## Start Source data

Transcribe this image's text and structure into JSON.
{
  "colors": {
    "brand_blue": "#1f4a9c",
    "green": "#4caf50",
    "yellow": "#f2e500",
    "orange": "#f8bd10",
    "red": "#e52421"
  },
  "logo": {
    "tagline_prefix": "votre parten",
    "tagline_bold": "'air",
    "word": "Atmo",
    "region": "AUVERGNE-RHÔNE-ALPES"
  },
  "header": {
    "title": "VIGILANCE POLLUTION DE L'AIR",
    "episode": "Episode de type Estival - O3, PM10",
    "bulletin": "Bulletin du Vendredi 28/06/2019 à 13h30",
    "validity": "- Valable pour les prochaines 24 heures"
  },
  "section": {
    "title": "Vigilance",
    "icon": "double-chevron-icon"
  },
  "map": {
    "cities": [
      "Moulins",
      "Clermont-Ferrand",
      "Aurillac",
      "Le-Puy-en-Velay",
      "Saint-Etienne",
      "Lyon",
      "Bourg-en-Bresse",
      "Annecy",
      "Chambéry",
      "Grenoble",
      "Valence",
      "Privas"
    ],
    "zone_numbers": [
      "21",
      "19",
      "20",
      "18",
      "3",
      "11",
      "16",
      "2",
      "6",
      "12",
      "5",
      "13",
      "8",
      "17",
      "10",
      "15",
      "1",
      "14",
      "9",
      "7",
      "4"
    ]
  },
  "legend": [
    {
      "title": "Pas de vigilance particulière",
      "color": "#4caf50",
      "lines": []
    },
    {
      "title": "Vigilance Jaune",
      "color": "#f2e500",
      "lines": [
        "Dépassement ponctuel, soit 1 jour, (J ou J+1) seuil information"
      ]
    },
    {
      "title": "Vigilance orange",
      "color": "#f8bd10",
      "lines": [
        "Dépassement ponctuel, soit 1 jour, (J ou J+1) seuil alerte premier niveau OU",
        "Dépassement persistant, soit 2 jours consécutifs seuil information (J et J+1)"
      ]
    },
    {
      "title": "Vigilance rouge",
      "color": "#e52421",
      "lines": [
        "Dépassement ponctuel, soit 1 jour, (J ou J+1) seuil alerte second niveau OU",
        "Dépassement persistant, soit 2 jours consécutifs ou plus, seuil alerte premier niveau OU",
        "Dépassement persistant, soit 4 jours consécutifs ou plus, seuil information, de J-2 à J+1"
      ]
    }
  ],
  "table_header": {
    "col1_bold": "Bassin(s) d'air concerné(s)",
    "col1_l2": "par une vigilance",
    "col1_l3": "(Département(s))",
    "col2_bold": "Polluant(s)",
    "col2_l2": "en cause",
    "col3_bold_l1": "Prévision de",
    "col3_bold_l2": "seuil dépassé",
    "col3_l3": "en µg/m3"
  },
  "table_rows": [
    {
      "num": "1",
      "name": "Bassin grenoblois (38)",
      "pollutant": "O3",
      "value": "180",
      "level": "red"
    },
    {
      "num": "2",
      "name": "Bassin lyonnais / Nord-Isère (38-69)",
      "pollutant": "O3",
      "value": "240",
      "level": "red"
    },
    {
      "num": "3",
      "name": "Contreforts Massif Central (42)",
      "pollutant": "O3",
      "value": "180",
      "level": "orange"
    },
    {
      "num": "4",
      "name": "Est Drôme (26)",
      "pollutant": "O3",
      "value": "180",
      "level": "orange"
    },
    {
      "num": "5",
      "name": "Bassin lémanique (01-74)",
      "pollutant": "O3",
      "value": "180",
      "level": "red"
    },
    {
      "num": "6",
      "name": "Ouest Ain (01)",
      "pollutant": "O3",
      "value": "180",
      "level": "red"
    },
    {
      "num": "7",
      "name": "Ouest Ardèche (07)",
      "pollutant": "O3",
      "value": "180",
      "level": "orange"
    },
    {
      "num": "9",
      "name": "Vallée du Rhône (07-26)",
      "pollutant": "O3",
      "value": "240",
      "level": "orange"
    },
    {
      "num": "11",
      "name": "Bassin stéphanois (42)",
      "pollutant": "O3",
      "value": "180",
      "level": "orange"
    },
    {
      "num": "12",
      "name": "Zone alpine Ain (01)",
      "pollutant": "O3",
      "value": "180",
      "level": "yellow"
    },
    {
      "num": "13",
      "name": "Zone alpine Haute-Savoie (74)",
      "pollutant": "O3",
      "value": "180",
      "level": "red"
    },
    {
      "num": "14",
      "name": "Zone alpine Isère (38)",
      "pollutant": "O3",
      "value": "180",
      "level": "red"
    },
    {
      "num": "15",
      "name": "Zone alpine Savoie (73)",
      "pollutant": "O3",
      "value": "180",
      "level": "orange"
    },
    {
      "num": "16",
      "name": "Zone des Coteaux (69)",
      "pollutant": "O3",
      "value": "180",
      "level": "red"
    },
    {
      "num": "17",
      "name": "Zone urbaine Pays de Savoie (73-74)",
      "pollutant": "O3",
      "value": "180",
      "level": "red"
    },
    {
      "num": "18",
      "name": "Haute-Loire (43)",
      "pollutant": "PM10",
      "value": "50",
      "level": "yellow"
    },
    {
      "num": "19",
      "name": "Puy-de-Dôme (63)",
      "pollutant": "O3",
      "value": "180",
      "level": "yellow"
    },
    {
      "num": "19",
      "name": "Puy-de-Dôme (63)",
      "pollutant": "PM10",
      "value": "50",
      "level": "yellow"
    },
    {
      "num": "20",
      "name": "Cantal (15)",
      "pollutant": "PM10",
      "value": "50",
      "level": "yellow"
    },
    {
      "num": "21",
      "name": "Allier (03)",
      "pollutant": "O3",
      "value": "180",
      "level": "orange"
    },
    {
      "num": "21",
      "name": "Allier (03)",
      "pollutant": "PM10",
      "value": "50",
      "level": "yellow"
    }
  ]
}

## End Source data

Set problem:
Give only the number of lines that include the word "Savoie".

Output of the exercise:
3